### [Exercise objective]
Scan the data below for the string "Costo". Copy every line where it appears.

-------- Material for the task

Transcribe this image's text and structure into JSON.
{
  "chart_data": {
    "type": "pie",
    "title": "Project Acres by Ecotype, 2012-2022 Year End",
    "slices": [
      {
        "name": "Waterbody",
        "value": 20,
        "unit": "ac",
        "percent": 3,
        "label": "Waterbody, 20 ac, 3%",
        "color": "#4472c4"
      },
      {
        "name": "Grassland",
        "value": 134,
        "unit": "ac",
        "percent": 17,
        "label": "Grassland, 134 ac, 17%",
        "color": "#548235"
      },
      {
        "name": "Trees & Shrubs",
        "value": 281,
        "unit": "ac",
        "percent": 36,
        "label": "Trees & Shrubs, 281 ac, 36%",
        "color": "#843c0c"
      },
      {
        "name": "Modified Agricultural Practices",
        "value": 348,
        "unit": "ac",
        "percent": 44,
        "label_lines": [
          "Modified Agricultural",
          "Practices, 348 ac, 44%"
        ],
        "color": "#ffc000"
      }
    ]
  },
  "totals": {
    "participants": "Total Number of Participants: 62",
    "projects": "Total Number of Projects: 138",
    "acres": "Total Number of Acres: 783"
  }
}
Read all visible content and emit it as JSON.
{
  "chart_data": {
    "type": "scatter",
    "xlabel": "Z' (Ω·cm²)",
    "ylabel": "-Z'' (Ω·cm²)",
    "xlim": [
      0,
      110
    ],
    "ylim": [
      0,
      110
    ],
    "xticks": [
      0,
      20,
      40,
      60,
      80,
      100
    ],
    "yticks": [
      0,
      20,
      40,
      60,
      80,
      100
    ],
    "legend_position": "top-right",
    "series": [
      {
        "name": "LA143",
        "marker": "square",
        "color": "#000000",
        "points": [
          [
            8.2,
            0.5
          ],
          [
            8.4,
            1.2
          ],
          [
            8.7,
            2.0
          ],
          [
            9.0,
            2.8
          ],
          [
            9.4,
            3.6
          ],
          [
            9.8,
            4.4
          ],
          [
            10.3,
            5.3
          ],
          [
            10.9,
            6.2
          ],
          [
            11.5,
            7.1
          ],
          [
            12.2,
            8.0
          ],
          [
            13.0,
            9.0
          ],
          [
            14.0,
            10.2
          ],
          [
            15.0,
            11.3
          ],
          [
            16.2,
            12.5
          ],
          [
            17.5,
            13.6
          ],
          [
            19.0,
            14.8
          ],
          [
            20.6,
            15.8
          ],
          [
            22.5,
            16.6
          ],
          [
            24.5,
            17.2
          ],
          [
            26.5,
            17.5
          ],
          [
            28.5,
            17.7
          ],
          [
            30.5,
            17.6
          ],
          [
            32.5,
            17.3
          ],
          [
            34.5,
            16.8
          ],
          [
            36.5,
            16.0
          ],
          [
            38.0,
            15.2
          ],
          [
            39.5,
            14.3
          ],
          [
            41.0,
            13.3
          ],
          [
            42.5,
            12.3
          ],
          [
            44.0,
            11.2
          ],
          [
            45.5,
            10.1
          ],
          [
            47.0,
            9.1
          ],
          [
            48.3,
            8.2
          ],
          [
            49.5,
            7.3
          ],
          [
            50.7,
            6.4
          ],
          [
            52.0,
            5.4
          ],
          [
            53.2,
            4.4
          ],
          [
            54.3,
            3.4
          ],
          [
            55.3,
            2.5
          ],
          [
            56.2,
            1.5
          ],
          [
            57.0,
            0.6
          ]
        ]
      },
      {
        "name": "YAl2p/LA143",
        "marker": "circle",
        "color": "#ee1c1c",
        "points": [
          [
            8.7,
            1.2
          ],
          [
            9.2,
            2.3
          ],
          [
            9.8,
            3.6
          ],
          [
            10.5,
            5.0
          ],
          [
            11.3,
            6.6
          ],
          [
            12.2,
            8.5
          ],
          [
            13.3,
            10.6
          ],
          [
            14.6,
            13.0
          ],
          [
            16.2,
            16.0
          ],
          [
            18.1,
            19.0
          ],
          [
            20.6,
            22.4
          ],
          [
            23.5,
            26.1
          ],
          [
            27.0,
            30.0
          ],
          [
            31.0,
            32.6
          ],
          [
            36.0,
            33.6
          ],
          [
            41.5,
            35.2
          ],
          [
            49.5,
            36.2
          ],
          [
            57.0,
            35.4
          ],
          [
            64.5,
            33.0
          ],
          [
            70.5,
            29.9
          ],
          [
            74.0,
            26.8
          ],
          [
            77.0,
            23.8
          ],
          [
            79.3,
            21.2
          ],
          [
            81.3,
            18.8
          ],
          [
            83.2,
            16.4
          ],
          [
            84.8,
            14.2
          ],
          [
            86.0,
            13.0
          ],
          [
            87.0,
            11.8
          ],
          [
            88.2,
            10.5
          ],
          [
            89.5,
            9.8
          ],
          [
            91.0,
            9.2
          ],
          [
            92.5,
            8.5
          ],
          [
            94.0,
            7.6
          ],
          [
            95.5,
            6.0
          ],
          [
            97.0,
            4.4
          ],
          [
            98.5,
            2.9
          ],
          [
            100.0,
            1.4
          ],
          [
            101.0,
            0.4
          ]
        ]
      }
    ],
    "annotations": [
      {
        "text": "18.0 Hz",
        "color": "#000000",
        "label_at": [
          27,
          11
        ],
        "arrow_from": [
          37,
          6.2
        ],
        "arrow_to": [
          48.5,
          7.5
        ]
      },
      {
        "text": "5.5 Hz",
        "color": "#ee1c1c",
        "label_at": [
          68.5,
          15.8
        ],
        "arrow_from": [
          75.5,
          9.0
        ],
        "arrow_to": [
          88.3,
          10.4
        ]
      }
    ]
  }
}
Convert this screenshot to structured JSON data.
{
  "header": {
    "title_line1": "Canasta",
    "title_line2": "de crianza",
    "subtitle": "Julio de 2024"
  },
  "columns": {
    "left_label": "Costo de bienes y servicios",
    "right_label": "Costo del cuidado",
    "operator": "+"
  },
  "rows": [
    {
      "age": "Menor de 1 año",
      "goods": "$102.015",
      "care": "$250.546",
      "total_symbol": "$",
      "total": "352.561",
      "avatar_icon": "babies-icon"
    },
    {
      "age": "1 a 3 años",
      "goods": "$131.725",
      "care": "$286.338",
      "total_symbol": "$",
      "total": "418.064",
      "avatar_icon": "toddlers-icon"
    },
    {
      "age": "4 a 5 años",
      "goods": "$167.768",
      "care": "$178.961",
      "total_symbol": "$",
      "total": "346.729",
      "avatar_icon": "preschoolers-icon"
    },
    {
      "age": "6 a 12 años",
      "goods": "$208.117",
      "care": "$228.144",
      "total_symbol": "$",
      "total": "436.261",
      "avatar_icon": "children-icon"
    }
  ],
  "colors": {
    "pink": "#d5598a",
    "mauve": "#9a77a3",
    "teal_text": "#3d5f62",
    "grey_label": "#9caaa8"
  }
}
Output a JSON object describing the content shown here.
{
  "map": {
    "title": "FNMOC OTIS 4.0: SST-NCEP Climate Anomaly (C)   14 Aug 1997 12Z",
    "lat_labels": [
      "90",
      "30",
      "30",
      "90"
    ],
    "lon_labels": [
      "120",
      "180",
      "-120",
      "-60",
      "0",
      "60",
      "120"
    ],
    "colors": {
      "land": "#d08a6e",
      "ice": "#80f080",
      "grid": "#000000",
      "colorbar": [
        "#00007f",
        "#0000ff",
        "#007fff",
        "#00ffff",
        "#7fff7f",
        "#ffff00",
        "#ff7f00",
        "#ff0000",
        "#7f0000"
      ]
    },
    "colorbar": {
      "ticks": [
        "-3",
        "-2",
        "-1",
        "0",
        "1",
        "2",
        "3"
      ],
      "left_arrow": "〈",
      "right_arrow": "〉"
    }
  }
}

----------------

### [Worked answer]
    "left_label": "Costo de bienes y servicios",
    "right_label": "Costo del cuidado",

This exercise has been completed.